>> begin Given entries

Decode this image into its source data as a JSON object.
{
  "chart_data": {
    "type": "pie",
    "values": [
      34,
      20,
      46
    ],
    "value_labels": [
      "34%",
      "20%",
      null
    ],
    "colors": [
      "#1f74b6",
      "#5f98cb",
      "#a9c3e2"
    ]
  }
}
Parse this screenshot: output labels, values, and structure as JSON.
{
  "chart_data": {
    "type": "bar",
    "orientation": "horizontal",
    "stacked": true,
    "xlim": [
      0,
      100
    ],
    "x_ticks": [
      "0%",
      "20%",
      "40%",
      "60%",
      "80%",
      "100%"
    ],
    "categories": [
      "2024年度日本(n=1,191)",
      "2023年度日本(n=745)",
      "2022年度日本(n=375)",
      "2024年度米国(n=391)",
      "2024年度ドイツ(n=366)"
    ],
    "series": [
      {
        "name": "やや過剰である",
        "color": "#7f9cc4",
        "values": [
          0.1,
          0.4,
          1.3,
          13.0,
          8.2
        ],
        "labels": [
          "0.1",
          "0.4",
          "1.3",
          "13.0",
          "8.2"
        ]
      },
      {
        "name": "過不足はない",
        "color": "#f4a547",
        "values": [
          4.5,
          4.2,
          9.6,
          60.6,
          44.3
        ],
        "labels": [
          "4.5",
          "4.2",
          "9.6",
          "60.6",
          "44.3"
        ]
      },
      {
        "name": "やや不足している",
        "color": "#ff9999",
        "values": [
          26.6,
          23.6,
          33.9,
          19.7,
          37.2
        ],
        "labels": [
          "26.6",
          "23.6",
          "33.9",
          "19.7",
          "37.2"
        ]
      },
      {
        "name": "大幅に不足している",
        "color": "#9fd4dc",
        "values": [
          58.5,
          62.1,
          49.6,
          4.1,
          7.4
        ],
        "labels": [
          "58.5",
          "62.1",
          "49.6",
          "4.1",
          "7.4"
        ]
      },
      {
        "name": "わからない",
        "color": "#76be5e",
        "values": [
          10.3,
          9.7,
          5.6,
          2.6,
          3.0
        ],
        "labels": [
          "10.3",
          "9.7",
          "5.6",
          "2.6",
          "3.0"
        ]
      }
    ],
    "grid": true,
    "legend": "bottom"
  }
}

>> end Given entries

Objective
Reproduce each entry exactly, leaving out nothing.

Task solution
Decode this image into its source data as a JSON object.
{
  "chart_data": {
    "type": "pie",
    "values": [
      34,
      20,
      46
    ],
    "value_labels": [
      "34%",
      "20%",
      null
    ],
    "colors": [
      "#1f74b6",
      "#5f98cb",
      "#a9c3e2"
    ]
  }
}
Parse this screenshot: output labels, values, and structure as JSON.
{
  "chart_data": {
    "type": "bar",
    "orientation": "horizontal",
    "stacked": true,
    "xlim": [
      0,
      100
    ],
    "x_ticks": [
      "0%",
      "20%",
      "40%",
      "60%",
      "80%",
      "100%"
    ],
    "categories": [
      "2024年度日本(n=1,191)",
      "2023年度日本(n=745)",
      "2022年度日本(n=375)",
      "2024年度米国(n=391)",
      "2024年度ドイツ(n=366)"
    ],
    "series": [
      {
        "name": "やや過剰である",
        "color": "#7f9cc4",
        "values": [
          0.1,
          0.4,
          1.3,
          13.0,
          8.2
        ],
        "labels": [
          "0.1",
          "0.4",
          "1.3",
          "13.0",
          "8.2"
        ]
      },
      {
        "name": "過不足はない",
        "color": "#f4a547",
        "values": [
          4.5,
          4.2,
          9.6,
          60.6,
          44.3
        ],
        "labels": [
          "4.5",
          "4.2",
          "9.6",
          "60.6",
          "44.3"
        ]
      },
      {
        "name": "やや不足している",
        "color": "#ff9999",
        "values": [
          26.6,
          23.6,
          33.9,
          19.7,
          37.2
        ],
        "labels": [
          "26.6",
          "23.6",
          "33.9",
          "19.7",
          "37.2"
        ]
      },
      {
        "name": "大幅に不足している",
        "color": "#9fd4dc",
        "values": [
          58.5,
          62.1,
          49.6,
          4.1,
          7.4
        ],
        "labels": [
          "58.5",
          "62.1",
          "49.6",
          "4.1",
          "7.4"
        ]
      },
      {
        "name": "わからない",
        "color": "#76be5e",
        "values": [
          10.3,
          9.7,
          5.6,
          2.6,
          3.0
        ],
        "labels": [
          "10.3",
          "9.7",
          "5.6",
          "2.6",
          "3.0"
        ]
      }
    ],
    "grid": true,
    "legend": "bottom"
  }
}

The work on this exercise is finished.